> _Tasks to carry out_
**A.** In the passage on Baltimore's fireboats, how many calls a year does Fire Rescue 1 answer on average?
**B.** Using the passage on Baltimore's fireboats, explain why the January 2000 pier fire at Transcom Limited burned out of control for more than six hours.
**C.** Carry the passage on Baltimore's fireboats forward from its final sentence.

> _Text passage_
--- --- ---
Baltimore's fireboats handle an average of 97 calls a year, most during the summer. A smaller vessel, Fire Rescue 1, a speedboat used for medical emergencies, responds to an average of 113 calls a year, according to official figures.
Historians of the Great Baltimore Fire noted that the city's fireboats helped check the path of flames on Feb. 8, 1904, as flames reached a natural barrier at the Jones Falls. The blaze, which began the day before in a warehouse on the site of today's First Mariner Arena, initially raced to the northeast, but soon turned toward the harbor when the wind direction shifted. Dozens of ancient warehouses on piers along Pratt Street burned, but fireboats doused lumberyards with cold water pumped from the Patapsco.
It was much the same on a humid August day in 2002, when smoke from piles of wood mulch piled four stories tall burned at a recycling plant near Sparrows Point. Because there were no fire hydrants nearby, Baltimore's fireboats siphoned water from nearby Bear Creek onto the flames, which at one point covered about three acres.
On a 18-degree night in January 2000, gusting winds from the northwest blew the water right out of Baltimore harbor, lowering the water levels so low a fireboat responding to a Clinton Street dock blaze could not get close enough to hose it down.
More from 60 firefighters from Baltimore City and Baltimore and Anne Arundel counties battled that stubborn pier fire at Transcom Limited in lower Canton. Early in the day, workers discovered the fire burning under a concrete pier built atop a crumbling wooden pier. One fireboat was grounded by the low water, and a second was ineffective because of frozen waterlines, allowing the fire to burn out of control for more than six hours.
--- --- ---
(Bounding-box prediction data)
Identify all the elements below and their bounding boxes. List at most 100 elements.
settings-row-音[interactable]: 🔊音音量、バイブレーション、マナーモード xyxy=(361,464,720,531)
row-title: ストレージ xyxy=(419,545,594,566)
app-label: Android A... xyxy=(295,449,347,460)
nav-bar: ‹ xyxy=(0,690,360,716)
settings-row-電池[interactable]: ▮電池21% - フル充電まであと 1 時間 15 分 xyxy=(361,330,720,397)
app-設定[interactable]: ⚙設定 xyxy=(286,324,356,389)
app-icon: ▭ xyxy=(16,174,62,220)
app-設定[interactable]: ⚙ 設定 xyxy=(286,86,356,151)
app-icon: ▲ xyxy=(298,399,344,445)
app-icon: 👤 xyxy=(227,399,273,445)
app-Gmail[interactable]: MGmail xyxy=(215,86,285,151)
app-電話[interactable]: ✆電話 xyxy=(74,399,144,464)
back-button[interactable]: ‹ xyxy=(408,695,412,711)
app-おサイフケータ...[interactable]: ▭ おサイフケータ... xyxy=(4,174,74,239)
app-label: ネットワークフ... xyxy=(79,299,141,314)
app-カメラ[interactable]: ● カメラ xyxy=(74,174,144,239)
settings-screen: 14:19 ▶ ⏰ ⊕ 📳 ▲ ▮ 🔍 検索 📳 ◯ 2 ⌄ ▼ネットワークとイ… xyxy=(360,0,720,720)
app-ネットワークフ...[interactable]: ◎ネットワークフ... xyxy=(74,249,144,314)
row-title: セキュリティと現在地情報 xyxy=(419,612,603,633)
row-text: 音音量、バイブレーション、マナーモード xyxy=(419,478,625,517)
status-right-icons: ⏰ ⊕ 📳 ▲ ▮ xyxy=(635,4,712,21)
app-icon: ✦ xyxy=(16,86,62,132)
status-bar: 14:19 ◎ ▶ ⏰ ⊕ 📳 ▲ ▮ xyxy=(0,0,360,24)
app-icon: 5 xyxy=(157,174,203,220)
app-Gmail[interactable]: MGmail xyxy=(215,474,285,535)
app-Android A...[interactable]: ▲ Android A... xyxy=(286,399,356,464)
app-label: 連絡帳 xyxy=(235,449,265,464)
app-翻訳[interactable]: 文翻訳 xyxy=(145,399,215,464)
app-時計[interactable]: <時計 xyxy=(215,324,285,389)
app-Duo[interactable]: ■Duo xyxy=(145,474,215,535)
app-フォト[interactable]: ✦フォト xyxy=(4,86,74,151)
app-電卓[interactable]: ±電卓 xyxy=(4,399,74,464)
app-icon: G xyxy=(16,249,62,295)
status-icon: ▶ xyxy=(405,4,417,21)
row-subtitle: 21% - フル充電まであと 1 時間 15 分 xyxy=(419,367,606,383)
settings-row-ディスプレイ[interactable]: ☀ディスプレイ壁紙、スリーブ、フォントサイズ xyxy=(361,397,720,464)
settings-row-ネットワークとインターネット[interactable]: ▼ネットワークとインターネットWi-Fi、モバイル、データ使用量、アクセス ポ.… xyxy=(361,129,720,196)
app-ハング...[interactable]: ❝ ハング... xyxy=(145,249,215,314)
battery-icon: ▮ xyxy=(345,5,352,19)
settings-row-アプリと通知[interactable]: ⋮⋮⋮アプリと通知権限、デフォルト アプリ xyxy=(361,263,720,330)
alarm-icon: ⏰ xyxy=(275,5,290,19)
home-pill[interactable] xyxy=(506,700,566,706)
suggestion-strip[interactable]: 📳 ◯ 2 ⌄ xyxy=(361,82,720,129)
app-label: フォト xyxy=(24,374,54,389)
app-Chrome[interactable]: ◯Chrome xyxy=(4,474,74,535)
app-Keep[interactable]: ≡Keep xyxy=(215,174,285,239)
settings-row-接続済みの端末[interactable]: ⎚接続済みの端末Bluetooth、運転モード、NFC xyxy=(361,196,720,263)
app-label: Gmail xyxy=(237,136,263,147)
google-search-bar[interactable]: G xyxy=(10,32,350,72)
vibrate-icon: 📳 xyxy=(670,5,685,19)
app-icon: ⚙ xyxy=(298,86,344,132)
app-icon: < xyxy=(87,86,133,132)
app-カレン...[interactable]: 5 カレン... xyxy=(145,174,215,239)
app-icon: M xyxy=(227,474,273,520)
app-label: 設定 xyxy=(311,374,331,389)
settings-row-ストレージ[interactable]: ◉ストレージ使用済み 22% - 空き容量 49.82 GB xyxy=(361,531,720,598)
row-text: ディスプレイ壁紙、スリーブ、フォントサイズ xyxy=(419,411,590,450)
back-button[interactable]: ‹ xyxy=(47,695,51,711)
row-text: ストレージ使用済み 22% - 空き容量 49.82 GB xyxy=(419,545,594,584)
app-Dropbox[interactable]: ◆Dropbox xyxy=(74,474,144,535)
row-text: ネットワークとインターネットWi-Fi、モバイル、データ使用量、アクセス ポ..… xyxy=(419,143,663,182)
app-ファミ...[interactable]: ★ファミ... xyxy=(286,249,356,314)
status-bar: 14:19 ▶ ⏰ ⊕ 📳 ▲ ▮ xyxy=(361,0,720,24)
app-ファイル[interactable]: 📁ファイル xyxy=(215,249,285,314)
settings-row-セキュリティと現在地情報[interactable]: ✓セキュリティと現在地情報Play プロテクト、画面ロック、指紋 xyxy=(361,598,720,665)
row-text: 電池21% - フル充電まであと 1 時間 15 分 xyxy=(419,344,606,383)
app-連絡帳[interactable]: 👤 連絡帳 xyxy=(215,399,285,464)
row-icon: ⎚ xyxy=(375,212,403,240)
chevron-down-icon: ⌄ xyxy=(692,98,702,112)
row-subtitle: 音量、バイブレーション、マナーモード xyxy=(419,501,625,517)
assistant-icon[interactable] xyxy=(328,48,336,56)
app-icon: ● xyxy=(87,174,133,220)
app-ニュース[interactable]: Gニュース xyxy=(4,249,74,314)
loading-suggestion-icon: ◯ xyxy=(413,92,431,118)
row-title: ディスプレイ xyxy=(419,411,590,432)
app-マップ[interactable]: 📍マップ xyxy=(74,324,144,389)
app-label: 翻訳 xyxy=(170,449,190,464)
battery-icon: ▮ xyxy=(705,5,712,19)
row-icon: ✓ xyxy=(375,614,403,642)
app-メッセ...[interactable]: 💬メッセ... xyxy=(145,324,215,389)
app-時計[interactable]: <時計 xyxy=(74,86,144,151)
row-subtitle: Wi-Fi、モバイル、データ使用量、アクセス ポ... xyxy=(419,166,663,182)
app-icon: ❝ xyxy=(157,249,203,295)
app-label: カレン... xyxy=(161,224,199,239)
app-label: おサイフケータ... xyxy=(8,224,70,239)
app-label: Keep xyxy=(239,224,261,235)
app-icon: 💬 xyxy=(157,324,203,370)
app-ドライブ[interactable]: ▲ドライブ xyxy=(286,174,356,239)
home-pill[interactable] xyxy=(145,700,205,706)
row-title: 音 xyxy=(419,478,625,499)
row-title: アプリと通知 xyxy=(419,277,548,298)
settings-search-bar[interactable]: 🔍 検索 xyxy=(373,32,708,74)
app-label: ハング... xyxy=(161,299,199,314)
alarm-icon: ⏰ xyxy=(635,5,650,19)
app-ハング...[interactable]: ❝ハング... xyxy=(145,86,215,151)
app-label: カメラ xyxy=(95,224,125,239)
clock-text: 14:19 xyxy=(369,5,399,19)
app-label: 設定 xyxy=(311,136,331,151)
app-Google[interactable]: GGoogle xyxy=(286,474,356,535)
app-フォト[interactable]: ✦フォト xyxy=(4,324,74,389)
--- --- ---
> _Answers for each item_
**A.** Fire Rescue 1 responds to an average of 113 calls a year.

**B.** Gusting northwest winds had blown water out of the harbor. The low water grounded one fireboat, and frozen waterlines left a second fireboat ineffective. With neither boat able to fight it, the fire burned out of control for more than six hours.

**C.**
In 1984, a spectacular 13-alarm fire raced through the old Henderson's Wharf, a 19th-century tobacco warehouse in Fells Point. City Fire Chief Peter O'Connor stepped inside the burning building and walked across the first floor to test its stability. He fell through the rotten wood and landed in water up to his knees but escaped serious injury.
Violent March winds seem to seek a path along the harbor. Much the shipping in the port was brought to a halt in March 1976 when winds toppled many cranes at the Dundalk Marine Terminal, where much of the port's cargo is handled. Two crane operators were killed.
There were no rescue boats present on the night of July 25, 1883, when Maryland's worst maritime disaster claimed the lives of 63 people -- 34 women, 23 children, six men. A wooden pier at the old Tivoli picnic grounds collapsed.